··· 本文

こんにちは、らこです。今日は電子書籍用のマークアップ言語とその周辺システムである「Re:VIEW」を例に、「WebStormでサポートされていない言語を書く」というテーマで行こうと思います。
「Re:VIEW」のフォーマットや仕組み等には詳しく触れませんので、興味がある方はこちらの記事が入門にピッタリだと思います。
File Typeを作成する
WebStormでサポートされていないファイルにシンタックスハイライトや入力補完を有効にする方法は2つあります。
- プラグインを導入する
- File Typeを追加する
すでにプラグインがある言語ならば1を選ぶのがよいです。例えばMarkDownやBash Script等はプラグインが存在します。
しかし今回のRe:VIEWはプラグインなんてありません。プラグインを作るのはとても大変です。そもそもJavaで書く必要があるのでWebStormでは作れずIntelliJ IDEAが必要になります。よって、簡単に作れる2のFile Type追加を選択します。

······
··· データ抜粋

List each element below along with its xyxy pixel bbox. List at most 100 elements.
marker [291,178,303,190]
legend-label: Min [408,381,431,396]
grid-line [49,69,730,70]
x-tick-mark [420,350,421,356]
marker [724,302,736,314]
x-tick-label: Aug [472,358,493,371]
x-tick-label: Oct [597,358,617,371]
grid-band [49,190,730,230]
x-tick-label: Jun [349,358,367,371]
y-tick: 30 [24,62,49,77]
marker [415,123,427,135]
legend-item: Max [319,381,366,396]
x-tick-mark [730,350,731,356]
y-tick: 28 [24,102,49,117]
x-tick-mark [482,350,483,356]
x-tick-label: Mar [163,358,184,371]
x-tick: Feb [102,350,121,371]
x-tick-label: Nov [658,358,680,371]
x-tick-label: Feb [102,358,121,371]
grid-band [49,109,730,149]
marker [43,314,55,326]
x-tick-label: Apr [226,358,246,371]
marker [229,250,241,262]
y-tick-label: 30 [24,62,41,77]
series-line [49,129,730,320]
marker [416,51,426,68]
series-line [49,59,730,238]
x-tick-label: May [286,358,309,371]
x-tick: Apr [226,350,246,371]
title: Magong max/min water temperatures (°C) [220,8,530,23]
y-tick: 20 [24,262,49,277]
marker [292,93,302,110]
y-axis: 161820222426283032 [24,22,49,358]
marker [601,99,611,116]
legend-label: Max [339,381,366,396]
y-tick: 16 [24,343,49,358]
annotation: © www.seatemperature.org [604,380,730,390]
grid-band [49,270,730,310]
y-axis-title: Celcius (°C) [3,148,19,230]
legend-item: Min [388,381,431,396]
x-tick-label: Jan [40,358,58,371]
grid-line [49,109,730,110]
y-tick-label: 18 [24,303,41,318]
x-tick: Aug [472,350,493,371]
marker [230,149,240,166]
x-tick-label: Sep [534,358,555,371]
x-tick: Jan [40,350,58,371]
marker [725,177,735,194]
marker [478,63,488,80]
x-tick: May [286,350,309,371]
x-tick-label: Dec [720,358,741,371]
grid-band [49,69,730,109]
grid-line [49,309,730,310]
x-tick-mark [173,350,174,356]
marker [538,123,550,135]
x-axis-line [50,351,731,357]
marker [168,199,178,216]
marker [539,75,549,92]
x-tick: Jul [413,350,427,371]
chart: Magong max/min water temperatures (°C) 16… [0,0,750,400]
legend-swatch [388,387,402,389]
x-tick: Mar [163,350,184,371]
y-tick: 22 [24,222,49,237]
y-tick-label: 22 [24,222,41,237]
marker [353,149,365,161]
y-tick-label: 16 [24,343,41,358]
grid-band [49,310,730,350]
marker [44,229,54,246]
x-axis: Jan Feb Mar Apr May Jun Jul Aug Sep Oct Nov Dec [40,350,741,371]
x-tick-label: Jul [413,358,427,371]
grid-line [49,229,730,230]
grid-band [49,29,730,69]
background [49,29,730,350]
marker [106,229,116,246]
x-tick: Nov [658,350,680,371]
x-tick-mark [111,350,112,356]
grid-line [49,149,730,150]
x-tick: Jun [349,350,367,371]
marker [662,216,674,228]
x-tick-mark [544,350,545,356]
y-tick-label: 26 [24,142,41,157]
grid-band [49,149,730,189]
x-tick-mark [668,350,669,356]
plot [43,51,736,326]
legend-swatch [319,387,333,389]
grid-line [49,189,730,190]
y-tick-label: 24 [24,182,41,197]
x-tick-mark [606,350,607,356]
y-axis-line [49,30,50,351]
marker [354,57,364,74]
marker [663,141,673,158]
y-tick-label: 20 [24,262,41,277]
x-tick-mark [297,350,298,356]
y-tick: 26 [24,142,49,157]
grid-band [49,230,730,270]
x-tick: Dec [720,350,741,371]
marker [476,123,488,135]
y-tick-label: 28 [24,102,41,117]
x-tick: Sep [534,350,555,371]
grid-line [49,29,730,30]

······

» **課題 1**
本文によれば、プラグインを作るにはWebStormではなく何が必要になるか。
» **課題 2**
本文の「こんにちは、らこです。今日は」から「入門にピッタリだと思います。」までを、両端の語句も含めて一字も変えずに書き写すこと。

» **解答 1**
IntelliJ IDEAが必要になる。

» **解答 2**
こんにちは、らこです。今日は電子書籍用のマークアップ言語とその周辺システムである「Re:VIEW」を例に、「WebStormでサポートされていない言語を書く」というテーマで行こうと思います。
「Re:VIEW」のフォーマットや仕組み等には詳しく触れませんので、興味がある方はこちらの記事が入門にピッタリだと思います。